_Given task_. Pull out every line below that contains the word "atomes".

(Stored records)
** START **

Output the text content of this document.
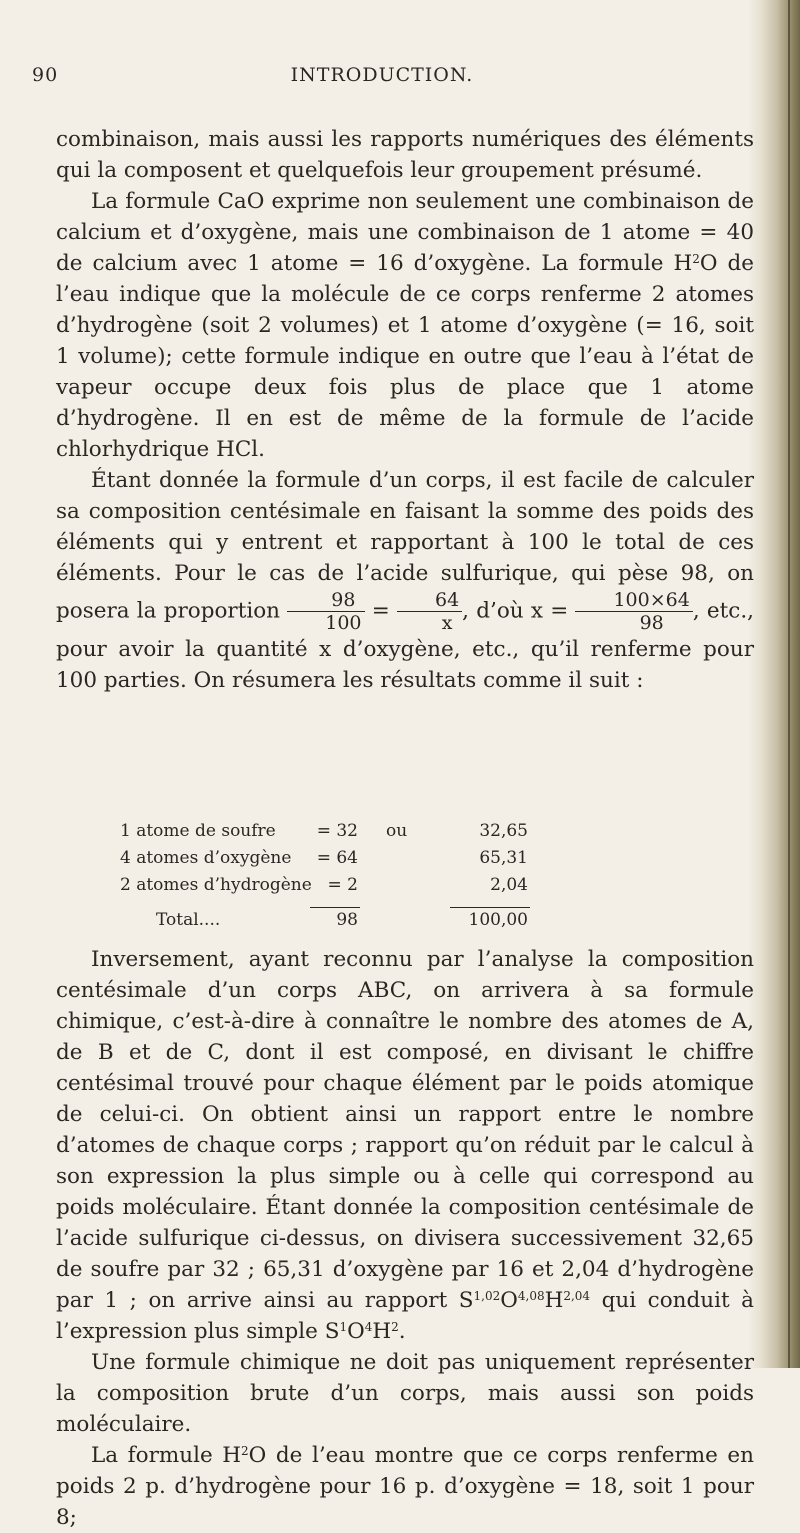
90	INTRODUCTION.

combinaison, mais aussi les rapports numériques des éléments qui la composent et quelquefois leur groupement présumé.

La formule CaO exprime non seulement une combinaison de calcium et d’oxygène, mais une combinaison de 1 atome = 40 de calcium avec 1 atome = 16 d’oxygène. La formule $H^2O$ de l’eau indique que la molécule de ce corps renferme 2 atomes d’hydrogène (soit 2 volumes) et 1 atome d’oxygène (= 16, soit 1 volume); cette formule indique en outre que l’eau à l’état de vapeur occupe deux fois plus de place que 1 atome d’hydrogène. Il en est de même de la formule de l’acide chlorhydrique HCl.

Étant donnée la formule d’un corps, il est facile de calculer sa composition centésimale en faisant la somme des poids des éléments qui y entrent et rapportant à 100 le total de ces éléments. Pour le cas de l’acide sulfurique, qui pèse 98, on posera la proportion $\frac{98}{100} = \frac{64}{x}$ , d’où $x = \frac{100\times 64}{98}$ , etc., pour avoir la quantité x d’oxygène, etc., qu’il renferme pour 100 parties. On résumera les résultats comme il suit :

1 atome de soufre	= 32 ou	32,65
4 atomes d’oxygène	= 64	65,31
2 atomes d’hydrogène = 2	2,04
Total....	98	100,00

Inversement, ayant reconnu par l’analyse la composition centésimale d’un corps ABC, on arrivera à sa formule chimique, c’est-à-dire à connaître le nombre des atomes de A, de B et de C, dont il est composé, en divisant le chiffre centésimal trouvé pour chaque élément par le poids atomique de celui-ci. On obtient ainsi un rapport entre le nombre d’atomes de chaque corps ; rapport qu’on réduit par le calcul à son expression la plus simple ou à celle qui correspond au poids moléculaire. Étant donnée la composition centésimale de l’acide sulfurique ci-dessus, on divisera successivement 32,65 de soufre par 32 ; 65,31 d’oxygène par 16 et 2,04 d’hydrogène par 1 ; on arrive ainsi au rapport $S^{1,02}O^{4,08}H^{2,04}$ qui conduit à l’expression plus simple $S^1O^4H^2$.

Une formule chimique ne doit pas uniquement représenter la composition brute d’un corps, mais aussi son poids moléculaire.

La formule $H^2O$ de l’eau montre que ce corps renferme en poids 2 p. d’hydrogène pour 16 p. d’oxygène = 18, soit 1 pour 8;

** END **

_Exercise output_.
La formule CaO exprime non seulement une combinaison de calcium et d’oxygène, mais une combinaison de 1 atome = 40 de calcium avec 1 atome = 16 d’oxygène. La formule $H^2O$ de l’eau indique que la molécule de ce corps renferme 2 atomes d’hydrogène (soit 2 volumes) et 1 atome d’oxygène (= 16, soit 1 volume); cette formule indique en outre que l’eau à l’état de vapeur occupe deux fois plus de place que 1 atome d’hydrogène. Il en est de même de la formule de l’acide chlorhydrique HCl.
4 atomes d’oxygène	= 64	65,31
2 atomes d’hydrogène = 2	2,04
Inversement, ayant reconnu par l’analyse la composition centésimale d’un corps ABC, on arrivera à sa formule chimique, c’est-à-dire à connaître le nombre des atomes de A, de B et de C, dont il est composé, en divisant le chiffre centésimal trouvé pour chaque élément par le poids atomique de celui-ci. On obtient ainsi un rapport entre le nombre d’atomes de chaque corps ; rapport qu’on réduit par le calcul à son expression la plus simple ou à celle qui correspond au poids moléculaire. Étant donnée la composition centésimale de l’acide sulfurique ci-dessus, on divisera successivement 32,65 de soufre par 32 ; 65,31 d’oxygène par 16 et 2,04 d’hydrogène par 1 ; on arrive ainsi au rapport $S^{1,02}O^{4,08}H^{2,04}$ qui conduit à l’expression plus simple $S^1O^4H^2$.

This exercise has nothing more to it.